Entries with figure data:
********************

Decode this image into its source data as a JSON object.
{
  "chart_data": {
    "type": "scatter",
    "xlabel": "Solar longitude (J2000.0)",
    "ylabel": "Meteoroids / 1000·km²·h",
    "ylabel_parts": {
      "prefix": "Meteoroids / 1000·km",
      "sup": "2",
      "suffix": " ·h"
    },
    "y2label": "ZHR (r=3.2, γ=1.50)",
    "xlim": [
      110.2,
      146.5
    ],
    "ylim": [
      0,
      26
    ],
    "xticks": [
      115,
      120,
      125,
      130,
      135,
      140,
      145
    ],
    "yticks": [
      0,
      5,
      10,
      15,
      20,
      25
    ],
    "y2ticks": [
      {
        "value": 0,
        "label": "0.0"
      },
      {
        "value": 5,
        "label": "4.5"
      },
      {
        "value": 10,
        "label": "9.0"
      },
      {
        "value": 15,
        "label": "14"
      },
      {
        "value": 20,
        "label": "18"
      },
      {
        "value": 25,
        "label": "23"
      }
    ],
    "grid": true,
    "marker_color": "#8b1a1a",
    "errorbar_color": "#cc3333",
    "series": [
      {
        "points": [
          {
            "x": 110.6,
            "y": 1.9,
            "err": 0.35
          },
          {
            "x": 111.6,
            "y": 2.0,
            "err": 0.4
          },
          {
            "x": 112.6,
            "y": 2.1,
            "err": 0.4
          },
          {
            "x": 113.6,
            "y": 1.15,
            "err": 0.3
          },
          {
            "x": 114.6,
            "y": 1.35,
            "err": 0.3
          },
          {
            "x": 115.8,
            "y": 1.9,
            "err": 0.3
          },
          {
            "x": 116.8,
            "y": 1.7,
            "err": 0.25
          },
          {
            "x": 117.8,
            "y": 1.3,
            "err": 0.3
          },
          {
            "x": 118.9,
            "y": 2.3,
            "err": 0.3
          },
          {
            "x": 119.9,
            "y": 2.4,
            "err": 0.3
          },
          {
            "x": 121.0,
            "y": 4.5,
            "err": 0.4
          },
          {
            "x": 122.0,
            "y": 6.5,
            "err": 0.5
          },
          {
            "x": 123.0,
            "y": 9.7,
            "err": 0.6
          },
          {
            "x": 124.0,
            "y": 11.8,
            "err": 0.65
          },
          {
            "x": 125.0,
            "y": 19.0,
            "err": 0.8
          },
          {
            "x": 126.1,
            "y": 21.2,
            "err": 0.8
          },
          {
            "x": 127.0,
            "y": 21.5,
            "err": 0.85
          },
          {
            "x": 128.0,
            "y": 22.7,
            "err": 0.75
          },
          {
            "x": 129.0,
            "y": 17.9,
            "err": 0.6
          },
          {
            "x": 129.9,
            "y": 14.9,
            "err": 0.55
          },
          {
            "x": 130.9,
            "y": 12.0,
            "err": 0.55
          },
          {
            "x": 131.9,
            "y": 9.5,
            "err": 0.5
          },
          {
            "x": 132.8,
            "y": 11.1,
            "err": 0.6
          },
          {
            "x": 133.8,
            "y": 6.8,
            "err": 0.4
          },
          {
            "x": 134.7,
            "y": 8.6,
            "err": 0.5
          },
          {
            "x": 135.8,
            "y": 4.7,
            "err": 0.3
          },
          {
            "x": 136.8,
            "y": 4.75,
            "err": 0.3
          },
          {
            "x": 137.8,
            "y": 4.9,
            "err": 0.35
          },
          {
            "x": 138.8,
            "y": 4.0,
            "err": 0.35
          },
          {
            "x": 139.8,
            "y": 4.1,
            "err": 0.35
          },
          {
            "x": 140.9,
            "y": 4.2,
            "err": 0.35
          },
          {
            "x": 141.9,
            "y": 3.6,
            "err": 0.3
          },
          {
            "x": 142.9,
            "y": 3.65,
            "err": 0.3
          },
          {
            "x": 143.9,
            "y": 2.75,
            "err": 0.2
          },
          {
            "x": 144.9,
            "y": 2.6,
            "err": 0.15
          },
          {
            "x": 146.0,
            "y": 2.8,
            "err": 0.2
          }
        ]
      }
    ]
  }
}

********************

Where a line above contains the string "value", copy that line.

WRITTEN ANSWER:
        "value": 0,
        "value": 5,
        "value": 10,
        "value": 15,
        "value": 20,
        "value": 25,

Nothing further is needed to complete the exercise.